### RECORDED INFORMATION
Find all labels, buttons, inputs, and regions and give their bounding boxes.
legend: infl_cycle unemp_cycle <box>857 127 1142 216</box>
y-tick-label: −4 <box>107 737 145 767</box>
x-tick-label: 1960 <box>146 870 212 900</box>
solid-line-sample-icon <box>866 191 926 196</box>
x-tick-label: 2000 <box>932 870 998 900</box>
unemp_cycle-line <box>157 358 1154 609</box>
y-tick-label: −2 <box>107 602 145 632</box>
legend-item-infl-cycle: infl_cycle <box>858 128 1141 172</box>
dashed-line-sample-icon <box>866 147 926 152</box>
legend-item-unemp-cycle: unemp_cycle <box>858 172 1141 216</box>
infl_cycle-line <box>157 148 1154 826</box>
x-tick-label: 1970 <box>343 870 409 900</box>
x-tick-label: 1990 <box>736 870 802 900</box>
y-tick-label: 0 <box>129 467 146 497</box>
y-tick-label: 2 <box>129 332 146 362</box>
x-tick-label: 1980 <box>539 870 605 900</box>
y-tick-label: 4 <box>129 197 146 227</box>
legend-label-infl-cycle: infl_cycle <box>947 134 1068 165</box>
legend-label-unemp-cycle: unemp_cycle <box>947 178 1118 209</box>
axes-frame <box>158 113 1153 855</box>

### EXERCISE BRIEF
Can you rewrite the data above as a Markdown table with a Row column for the line number and a Line column for the line, skipping any blank lines?

### TASK SOLUTION
| Row | Line |
|---|---|
| 1 | Find all labels, buttons, inputs, and regions and give their bounding boxes. |
| 2 | legend: infl_cycle unemp_cycle <box>857 127 1142 216</box> |
| 3 | y-tick-label: −4 <box>107 737 145 767</box> |
| 4 | x-tick-label: 1960 <box>146 870 212 900</box> |
| 5 | solid-line-sample-icon <box>866 191 926 196</box> |
| 6 | x-tick-label: 2000 <box>932 870 998 900</box> |
| 7 | unemp_cycle-line <box>157 358 1154 609</box> |
| 8 | y-tick-label: −2 <box>107 602 145 632</box> |
| 9 | legend-item-infl-cycle: infl_cycle <box>858 128 1141 172</box> |
| 10 | dashed-line-sample-icon <box>866 147 926 152</box> |
| 11 | legend-item-unemp-cycle: unemp_cycle <box>858 172 1141 216</box> |
| 12 | infl_cycle-line <box>157 148 1154 826</box> |
| 13 | x-tick-label: 1970 <box>343 870 409 900</box> |
| 14 | x-tick-label: 1990 <box>736 870 802 900</box> |
| 15 | y-tick-label: 0 <box>129 467 146 497</box> |
| 16 | y-tick-label: 2 <box>129 332 146 362</box> |
| 17 | x-tick-label: 1980 <box>539 870 605 900</box> |
| 18 | y-tick-label: 4 <box>129 197 146 227</box> |
| 19 | legend-label-infl-cycle: infl_cycle <box>947 134 1068 165</box> |
| 20 | legend-label-unemp-cycle: unemp_cycle <box>947 178 1118 209</box> |
| 21 | axes-frame <box>158 113 1153 855</box> |